**PROMPT**
Review the lines that follow and copy each one that contains the word "Processing".

**INPUT FOR THIS TASK**
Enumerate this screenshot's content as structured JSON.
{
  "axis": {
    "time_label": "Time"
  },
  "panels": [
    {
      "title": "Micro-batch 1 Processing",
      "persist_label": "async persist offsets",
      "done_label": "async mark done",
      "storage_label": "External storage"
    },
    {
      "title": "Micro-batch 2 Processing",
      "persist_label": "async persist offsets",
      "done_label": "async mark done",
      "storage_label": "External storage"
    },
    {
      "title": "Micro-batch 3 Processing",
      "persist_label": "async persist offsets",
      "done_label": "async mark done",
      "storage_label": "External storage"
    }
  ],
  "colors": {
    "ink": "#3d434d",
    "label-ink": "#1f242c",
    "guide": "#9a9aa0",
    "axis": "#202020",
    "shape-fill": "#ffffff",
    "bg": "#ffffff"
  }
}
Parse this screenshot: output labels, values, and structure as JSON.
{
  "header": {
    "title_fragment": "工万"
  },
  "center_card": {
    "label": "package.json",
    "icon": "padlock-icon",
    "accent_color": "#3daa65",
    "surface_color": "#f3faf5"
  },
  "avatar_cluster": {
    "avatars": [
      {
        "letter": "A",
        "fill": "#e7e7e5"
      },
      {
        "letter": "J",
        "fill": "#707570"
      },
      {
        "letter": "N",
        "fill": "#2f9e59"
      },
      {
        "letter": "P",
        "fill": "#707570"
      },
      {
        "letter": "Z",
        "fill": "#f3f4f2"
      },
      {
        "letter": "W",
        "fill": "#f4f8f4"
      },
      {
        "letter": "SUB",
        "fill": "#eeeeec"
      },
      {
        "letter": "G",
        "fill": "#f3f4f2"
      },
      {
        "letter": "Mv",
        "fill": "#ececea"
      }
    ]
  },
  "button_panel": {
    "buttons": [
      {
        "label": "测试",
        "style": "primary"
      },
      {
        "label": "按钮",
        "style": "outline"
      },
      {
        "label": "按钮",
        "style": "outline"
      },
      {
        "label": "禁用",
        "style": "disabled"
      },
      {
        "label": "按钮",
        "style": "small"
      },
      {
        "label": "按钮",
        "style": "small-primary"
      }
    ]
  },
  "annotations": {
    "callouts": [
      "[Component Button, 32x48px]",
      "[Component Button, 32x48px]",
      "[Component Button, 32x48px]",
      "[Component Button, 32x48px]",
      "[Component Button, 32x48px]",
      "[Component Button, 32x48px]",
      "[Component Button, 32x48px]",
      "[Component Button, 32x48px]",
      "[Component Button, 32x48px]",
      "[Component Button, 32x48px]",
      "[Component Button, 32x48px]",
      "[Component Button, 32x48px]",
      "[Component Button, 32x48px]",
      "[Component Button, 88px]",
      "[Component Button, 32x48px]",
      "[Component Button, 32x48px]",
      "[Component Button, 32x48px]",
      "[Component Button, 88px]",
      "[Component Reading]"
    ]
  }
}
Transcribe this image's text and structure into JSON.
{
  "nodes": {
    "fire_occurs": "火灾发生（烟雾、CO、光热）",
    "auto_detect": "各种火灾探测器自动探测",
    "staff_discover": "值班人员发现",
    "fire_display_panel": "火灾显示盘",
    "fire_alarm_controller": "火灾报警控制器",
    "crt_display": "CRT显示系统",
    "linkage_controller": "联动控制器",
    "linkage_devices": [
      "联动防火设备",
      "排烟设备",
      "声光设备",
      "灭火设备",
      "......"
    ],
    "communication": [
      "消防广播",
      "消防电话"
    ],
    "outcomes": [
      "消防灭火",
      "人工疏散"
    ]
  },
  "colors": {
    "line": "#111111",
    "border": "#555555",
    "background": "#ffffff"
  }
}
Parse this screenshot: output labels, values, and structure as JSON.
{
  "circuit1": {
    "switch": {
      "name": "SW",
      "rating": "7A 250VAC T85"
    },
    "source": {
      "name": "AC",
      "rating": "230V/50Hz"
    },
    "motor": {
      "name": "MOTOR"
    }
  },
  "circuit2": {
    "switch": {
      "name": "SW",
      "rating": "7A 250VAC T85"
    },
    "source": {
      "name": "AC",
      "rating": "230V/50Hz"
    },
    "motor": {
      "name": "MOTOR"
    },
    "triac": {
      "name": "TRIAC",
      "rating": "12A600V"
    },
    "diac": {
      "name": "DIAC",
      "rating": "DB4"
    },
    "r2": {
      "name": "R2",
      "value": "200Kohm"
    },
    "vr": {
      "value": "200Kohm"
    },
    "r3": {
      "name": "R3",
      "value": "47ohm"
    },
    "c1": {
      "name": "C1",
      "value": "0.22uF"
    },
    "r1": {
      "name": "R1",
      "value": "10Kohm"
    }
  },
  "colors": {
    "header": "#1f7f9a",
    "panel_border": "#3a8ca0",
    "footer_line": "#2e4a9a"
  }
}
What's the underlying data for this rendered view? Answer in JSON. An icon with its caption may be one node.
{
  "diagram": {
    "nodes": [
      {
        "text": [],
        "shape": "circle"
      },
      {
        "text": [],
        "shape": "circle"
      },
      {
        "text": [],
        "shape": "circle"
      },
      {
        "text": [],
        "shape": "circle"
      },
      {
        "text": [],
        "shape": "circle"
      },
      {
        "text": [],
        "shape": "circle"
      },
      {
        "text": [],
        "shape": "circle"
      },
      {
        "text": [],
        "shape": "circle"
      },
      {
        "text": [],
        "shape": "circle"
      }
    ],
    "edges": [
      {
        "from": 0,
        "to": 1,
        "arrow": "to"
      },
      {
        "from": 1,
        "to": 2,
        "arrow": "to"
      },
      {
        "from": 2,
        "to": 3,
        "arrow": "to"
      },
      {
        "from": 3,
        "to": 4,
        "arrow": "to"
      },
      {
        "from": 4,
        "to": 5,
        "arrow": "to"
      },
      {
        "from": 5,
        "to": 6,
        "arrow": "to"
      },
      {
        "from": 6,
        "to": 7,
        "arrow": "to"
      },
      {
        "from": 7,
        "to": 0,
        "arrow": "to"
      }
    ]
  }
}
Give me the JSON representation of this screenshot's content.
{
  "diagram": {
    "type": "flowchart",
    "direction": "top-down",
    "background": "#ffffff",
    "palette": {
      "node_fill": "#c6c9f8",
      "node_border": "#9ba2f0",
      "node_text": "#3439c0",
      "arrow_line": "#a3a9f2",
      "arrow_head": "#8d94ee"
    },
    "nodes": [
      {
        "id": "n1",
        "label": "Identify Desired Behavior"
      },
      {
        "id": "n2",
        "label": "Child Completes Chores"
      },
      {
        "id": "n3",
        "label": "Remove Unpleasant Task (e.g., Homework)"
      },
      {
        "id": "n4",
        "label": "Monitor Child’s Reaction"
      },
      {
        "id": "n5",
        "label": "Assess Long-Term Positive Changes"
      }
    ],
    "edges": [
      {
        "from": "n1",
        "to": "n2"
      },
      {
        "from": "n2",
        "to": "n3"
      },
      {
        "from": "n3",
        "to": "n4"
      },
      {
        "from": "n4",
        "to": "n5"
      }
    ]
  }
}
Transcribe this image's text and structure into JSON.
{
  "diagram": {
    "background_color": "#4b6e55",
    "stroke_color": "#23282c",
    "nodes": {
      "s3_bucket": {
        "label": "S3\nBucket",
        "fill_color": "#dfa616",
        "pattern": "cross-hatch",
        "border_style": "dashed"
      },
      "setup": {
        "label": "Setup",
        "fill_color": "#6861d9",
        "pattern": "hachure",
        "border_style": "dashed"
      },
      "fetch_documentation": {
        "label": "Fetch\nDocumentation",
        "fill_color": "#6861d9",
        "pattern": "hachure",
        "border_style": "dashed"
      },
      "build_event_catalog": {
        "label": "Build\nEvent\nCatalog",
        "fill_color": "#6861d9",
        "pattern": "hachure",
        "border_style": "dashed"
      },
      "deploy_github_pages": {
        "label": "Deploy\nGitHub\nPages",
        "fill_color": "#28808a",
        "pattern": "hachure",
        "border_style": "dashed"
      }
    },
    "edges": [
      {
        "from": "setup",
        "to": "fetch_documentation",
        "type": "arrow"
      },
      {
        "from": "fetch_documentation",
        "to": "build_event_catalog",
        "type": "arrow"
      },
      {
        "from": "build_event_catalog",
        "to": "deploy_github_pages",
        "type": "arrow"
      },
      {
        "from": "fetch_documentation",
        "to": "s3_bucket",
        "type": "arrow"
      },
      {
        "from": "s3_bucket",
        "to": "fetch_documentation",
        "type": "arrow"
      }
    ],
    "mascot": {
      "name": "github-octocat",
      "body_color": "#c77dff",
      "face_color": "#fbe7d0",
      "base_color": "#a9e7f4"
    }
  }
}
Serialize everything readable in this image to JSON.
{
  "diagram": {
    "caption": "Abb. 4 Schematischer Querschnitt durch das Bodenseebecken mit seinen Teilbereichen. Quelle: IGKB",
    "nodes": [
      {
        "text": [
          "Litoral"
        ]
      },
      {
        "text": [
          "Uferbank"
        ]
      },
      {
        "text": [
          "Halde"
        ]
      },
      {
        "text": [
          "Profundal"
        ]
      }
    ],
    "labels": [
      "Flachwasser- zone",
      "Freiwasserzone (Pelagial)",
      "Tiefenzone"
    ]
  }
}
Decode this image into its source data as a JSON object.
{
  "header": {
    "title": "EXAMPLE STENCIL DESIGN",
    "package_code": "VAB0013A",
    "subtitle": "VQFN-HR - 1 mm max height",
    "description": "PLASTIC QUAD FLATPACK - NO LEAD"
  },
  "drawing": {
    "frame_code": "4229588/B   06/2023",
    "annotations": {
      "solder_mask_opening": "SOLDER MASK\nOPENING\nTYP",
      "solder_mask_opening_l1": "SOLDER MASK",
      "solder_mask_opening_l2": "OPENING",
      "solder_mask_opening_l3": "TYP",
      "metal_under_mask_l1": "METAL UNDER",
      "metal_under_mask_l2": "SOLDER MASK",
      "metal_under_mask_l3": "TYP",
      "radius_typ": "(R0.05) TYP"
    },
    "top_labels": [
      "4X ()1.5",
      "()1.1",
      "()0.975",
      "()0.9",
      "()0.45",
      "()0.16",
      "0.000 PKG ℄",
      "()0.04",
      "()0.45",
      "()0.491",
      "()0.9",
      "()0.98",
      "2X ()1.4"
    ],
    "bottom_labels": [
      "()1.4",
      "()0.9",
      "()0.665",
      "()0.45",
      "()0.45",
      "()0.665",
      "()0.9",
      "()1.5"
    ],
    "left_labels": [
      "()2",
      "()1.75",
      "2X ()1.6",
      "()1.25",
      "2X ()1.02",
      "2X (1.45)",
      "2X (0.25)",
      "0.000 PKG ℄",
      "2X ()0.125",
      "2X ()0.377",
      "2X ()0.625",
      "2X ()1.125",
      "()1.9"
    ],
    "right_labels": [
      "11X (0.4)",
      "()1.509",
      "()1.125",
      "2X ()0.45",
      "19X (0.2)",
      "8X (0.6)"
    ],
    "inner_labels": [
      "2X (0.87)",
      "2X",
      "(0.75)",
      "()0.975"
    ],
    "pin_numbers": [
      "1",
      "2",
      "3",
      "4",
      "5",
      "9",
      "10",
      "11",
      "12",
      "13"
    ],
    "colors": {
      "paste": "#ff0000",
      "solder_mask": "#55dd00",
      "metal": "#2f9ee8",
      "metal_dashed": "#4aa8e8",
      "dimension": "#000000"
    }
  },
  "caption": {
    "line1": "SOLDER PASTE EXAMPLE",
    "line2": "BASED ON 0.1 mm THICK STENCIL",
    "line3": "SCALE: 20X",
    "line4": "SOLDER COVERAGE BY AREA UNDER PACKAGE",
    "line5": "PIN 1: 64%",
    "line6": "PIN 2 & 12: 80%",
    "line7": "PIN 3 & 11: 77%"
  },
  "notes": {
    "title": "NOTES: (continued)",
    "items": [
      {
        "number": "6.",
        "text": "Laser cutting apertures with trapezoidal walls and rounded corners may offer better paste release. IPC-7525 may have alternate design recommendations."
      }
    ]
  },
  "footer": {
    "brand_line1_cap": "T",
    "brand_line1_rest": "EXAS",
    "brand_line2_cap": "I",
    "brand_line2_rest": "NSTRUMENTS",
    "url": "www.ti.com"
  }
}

**WORKED ANSWER**
      "title": "Micro-batch 1 Processing",
      "title": "Micro-batch 2 Processing",
      "title": "Micro-batch 3 Processing",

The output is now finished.